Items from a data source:
========================================
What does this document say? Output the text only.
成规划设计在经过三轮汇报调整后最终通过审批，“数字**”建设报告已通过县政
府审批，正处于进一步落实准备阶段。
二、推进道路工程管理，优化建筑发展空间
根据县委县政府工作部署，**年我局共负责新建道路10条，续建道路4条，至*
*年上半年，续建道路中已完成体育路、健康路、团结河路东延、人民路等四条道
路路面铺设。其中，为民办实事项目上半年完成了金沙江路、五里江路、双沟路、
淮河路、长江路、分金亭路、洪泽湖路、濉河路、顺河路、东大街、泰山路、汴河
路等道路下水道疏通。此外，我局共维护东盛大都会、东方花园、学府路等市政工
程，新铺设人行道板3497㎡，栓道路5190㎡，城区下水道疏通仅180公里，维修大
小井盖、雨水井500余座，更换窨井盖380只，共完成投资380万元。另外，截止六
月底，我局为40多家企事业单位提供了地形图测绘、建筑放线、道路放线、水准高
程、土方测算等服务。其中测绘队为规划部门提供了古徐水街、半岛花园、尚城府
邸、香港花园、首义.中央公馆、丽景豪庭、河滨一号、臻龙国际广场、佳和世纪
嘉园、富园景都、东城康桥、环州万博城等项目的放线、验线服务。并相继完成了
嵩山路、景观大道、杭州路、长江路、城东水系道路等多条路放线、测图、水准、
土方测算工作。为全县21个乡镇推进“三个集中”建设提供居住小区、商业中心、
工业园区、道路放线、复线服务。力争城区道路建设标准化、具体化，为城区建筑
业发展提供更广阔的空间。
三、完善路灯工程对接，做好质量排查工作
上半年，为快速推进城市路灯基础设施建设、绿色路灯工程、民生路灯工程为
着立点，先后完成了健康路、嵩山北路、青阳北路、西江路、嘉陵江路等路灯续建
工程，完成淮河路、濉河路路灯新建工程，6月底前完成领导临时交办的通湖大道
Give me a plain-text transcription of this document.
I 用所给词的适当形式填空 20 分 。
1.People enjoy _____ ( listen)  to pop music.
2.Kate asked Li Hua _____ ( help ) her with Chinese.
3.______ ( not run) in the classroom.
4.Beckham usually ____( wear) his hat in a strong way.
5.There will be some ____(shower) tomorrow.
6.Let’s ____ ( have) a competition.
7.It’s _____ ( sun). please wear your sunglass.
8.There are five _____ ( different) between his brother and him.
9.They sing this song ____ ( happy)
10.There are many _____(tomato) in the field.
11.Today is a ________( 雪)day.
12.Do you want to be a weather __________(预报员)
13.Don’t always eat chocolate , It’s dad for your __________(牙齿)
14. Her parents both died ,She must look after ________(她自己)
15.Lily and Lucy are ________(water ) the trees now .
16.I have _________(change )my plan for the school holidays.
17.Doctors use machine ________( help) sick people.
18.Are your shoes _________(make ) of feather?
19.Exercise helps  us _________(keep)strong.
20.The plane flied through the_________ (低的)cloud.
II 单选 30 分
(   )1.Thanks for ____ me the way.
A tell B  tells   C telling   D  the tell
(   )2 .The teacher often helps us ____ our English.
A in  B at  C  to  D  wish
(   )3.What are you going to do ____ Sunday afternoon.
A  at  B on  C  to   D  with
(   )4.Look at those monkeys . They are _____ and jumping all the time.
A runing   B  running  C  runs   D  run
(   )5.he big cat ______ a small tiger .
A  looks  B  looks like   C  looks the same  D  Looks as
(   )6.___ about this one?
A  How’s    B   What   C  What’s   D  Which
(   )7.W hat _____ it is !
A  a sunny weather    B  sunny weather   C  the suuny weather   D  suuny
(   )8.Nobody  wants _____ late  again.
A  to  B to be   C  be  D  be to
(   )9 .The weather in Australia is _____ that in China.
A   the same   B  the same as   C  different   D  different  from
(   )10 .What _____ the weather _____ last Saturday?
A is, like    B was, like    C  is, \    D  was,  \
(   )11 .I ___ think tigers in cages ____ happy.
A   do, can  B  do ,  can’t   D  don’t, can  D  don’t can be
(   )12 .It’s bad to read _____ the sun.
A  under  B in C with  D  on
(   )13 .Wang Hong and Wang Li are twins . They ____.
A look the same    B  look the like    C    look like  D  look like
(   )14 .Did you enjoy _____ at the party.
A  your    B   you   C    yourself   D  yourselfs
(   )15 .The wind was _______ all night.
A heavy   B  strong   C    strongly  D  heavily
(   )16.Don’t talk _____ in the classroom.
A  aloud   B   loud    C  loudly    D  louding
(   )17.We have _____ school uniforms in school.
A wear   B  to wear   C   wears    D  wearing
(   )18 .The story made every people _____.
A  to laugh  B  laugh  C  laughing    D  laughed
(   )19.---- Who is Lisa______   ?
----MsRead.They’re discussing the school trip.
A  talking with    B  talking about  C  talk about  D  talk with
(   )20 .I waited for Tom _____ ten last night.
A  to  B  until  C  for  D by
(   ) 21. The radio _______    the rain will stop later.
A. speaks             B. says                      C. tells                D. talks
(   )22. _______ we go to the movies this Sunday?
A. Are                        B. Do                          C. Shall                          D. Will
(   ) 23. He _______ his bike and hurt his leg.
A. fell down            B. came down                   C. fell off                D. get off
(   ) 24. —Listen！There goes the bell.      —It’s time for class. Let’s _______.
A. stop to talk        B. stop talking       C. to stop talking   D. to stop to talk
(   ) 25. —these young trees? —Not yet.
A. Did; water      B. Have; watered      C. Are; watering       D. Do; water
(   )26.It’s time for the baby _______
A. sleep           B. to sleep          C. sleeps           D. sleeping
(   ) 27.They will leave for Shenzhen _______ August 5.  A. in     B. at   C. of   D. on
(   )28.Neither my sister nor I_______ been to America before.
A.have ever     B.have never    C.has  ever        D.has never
========================================
WHAT YOU ARE ASKED TO DO
Your task is to print all of the records exactly.

FINISHED ANSWER
What does this document say? Output the text only.
成规划设计在经过三轮汇报调整后最终通过审批，“数字**”建设报告已通过县政
府审批，正处于进一步落实准备阶段。
二、推进道路工程管理，优化建筑发展空间
根据县委县政府工作部署，**年我局共负责新建道路10条，续建道路4条，至*
*年上半年，续建道路中已完成体育路、健康路、团结河路东延、人民路等四条道
路路面铺设。其中，为民办实事项目上半年完成了金沙江路、五里江路、双沟路、
淮河路、长江路、分金亭路、洪泽湖路、濉河路、顺河路、东大街、泰山路、汴河
路等道路下水道疏通。此外，我局共维护东盛大都会、东方花园、学府路等市政工
程，新铺设人行道板3497㎡，栓道路5190㎡，城区下水道疏通仅180公里，维修大
小井盖、雨水井500余座，更换窨井盖380只，共完成投资380万元。另外，截止六
月底，我局为40多家企事业单位提供了地形图测绘、建筑放线、道路放线、水准高
程、土方测算等服务。其中测绘队为规划部门提供了古徐水街、半岛花园、尚城府
邸、香港花园、首义.中央公馆、丽景豪庭、河滨一号、臻龙国际广场、佳和世纪
嘉园、富园景都、东城康桥、环州万博城等项目的放线、验线服务。并相继完成了
嵩山路、景观大道、杭州路、长江路、城东水系道路等多条路放线、测图、水准、
土方测算工作。为全县21个乡镇推进“三个集中”建设提供居住小区、商业中心、
工业园区、道路放线、复线服务。力争城区道路建设标准化、具体化，为城区建筑
业发展提供更广阔的空间。
三、完善路灯工程对接，做好质量排查工作
上半年，为快速推进城市路灯基础设施建设、绿色路灯工程、民生路灯工程为
着立点，先后完成了健康路、嵩山北路、青阳北路、西江路、嘉陵江路等路灯续建
工程，完成淮河路、濉河路路灯新建工程，6月底前完成领导临时交办的通湖大道
Give me a plain-text transcription of this document.
I 用所给词的适当形式填空 20 分 。
1.People enjoy _____ ( listen)  to pop music.
2.Kate asked Li Hua _____ ( help ) her with Chinese.
3.______ ( not run) in the classroom.
4.Beckham usually ____( wear) his hat in a strong way.
5.There will be some ____(shower) tomorrow.
6.Let’s ____ ( have) a competition.
7.It’s _____ ( sun). please wear your sunglass.
8.There are five _____ ( different) between his brother and him.
9.They sing this song ____ ( happy)
10.There are many _____(tomato) in the field.
11.Today is a ________( 雪)day.
12.Do you want to be a weather __________(预报员)
13.Don’t always eat chocolate , It’s dad for your __________(牙齿)
14. Her parents both died ,She must look after ________(她自己)
15.Lily and Lucy are ________(water ) the trees now .
16.I have _________(change )my plan for the school holidays.
17.Doctors use machine ________( help) sick people.
18.Are your shoes _________(make ) of feather?
19.Exercise helps  us _________(keep)strong.
20.The plane flied through the_________ (低的)cloud.
II 单选 30 分
(   )1.Thanks for ____ me the way.
A tell B  tells   C telling   D  the tell
(   )2 .The teacher often helps us ____ our English.
A in  B at  C  to  D  wish
(   )3.What are you going to do ____ Sunday afternoon.
A  at  B on  C  to   D  with
(   )4.Look at those monkeys . They are _____ and jumping all the time.
A runing   B  running  C  runs   D  run
(   )5.he big cat ______ a small tiger .
A  looks  B  looks like   C  looks the same  D  Looks as
(   )6.___ about this one?
A  How’s    B   What   C  What’s   D  Which
(   )7.W hat _____ it is !
A  a sunny weather    B  sunny weather   C  the suuny weather   D  suuny
(   )8.Nobody  wants _____ late  again.
A  to  B to be   C  be  D  be to
(   )9 .The weather in Australia is _____ that in China.
A   the same   B  the same as   C  different   D  different  from
(   )10 .What _____ the weather _____ last Saturday?
A is, like    B was, like    C  is, \    D  was,  \
(   )11 .I ___ think tigers in cages ____ happy.
A   do, can  B  do ,  can’t   D  don’t, can  D  don’t can be
(   )12 .It’s bad to read _____ the sun.
A  under  B in C with  D  on
(   )13 .Wang Hong and Wang Li are twins . They ____.
A look the same    B  look the like    C    look like  D  look like
(   )14 .Did you enjoy _____ at the party.
A  your    B   you   C    yourself   D  yourselfs
(   )15 .The wind was _______ all night.
A heavy   B  strong   C    strongly  D  heavily
(   )16.Don’t talk _____ in the classroom.
A  aloud   B   loud    C  loudly    D  louding
(   )17.We have _____ school uniforms in school.
A wear   B  to wear   C   wears    D  wearing
(   )18 .The story made every people _____.
A  to laugh  B  laugh  C  laughing    D  laughed
(   )19.---- Who is Lisa______   ?
----MsRead.They’re discussing the school trip.
A  talking with    B  talking about  C  talk about  D  talk with
(   )20 .I waited for Tom _____ ten last night.
A  to  B  until  C  for  D by
(   ) 21. The radio _______    the rain will stop later.
A. speaks             B. says                      C. tells                D. talks
(   )22. _______ we go to the movies this Sunday?
A. Are                        B. Do                          C. Shall                          D. Will
(   ) 23. He _______ his bike and hurt his leg.
A. fell down            B. came down                   C. fell off                D. get off
(   ) 24. —Listen！There goes the bell.      —It’s time for class. Let’s _______.
A. stop to talk        B. stop talking       C. to stop talking   D. to stop to talk
(   ) 25. —these young trees? —Not yet.
A. Did; water      B. Have; watered      C. Are; watering       D. Do; water
(   )26.It’s time for the baby _______
A. sleep           B. to sleep          C. sleeps           D. sleeping
(   ) 27.They will leave for Shenzhen _______ August 5.  A. in     B. at   C. of   D. on
(   )28.Neither my sister nor I_______ been to America before.
A.have ever     B.have never    C.has  ever        D.has never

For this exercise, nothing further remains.